| STATED TASK |
Copy each line holding the string "screenshot".

| DATA EXCERPTS |
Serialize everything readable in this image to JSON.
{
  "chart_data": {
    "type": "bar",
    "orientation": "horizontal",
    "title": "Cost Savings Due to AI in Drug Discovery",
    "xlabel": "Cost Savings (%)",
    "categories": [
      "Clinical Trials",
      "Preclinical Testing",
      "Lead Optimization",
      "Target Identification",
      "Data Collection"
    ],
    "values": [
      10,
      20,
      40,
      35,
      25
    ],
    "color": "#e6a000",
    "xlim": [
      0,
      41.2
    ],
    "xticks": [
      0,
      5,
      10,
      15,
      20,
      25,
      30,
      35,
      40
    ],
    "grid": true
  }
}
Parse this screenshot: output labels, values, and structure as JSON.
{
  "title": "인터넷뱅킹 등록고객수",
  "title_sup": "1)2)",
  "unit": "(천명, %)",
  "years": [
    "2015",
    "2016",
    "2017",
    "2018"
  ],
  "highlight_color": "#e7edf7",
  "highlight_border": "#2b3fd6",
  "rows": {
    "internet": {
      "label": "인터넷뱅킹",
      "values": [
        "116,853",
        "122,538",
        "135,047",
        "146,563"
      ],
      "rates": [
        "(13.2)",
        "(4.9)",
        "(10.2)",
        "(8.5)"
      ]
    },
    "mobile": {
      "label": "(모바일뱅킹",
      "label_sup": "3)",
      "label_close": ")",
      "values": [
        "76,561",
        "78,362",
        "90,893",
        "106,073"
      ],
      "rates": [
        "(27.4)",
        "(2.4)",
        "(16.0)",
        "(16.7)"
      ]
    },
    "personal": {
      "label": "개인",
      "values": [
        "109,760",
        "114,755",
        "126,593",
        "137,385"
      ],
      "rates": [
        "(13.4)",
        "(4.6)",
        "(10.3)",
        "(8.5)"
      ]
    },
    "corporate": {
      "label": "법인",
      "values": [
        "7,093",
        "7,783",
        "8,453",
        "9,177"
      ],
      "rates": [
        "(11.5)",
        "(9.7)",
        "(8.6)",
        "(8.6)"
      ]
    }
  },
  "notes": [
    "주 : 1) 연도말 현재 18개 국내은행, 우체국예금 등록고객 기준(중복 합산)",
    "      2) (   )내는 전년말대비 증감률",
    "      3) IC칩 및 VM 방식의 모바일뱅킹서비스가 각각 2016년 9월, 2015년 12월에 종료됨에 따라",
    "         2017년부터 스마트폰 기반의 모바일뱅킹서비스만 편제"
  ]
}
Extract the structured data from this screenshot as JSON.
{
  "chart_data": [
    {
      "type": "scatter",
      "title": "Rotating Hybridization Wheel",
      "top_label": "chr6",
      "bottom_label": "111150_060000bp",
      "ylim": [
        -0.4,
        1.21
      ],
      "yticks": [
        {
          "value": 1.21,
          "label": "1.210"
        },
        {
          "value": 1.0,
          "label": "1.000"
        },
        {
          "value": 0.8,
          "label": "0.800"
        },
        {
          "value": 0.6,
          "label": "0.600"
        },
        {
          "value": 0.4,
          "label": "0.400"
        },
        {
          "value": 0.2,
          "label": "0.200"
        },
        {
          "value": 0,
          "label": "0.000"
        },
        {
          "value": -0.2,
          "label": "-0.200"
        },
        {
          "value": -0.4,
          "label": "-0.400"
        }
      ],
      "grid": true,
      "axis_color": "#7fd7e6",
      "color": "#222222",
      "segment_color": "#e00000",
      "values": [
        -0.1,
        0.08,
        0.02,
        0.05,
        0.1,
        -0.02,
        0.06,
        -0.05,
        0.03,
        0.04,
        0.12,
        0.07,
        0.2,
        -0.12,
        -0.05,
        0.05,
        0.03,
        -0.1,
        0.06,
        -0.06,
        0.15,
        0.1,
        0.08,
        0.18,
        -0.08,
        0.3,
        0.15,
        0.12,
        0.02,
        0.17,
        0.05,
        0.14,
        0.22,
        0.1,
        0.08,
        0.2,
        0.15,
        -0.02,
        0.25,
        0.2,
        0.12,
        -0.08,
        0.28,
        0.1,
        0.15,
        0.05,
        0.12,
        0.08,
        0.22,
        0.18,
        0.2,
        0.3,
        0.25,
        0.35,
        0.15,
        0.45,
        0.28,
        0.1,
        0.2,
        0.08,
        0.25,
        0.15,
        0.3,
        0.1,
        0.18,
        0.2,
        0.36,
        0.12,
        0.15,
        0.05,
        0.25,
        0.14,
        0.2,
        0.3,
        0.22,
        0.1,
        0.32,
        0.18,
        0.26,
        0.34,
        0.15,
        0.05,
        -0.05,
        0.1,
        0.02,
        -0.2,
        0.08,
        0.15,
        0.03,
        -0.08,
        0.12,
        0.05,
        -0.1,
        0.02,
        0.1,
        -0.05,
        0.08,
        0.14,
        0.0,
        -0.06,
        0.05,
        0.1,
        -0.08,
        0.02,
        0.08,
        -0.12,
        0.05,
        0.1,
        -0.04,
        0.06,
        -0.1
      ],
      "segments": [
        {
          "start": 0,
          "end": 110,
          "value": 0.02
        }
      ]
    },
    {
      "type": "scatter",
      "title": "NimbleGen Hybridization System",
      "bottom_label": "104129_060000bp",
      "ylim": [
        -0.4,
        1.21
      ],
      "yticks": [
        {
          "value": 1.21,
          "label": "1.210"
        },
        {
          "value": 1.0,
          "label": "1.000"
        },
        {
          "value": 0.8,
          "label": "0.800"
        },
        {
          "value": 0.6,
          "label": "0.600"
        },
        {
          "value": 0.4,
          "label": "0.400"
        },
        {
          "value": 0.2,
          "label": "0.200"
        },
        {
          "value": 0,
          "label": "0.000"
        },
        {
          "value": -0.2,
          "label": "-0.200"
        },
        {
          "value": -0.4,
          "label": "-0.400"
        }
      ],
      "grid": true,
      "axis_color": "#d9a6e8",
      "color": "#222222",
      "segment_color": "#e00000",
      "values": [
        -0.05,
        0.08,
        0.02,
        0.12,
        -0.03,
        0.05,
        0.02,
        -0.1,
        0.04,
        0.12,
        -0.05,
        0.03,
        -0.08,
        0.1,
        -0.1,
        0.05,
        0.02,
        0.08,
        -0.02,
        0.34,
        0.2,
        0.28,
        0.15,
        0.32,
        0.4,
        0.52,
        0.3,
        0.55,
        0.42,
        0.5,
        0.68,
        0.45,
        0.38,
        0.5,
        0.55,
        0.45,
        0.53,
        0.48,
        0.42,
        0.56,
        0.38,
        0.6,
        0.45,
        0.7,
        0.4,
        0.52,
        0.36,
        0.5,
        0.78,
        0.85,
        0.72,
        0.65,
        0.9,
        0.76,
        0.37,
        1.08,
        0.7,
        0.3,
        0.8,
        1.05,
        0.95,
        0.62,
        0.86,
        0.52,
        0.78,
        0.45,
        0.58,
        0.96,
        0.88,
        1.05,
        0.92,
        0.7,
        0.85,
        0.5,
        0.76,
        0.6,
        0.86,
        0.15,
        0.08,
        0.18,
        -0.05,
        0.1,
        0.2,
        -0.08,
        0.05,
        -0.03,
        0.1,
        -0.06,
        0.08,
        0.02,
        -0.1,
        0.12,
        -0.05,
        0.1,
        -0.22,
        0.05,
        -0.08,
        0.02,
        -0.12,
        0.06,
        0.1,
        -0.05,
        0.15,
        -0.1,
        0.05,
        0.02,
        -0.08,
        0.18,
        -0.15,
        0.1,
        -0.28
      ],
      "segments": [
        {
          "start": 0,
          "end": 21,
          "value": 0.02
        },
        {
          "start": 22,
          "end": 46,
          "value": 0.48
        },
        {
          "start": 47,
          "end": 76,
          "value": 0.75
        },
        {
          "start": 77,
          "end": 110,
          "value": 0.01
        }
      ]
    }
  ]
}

| RESULT FOR THIS EXERCISE |
Parse this screenshot: output labels, values, and structure as JSON.
Extract the structured data from this screenshot as JSON.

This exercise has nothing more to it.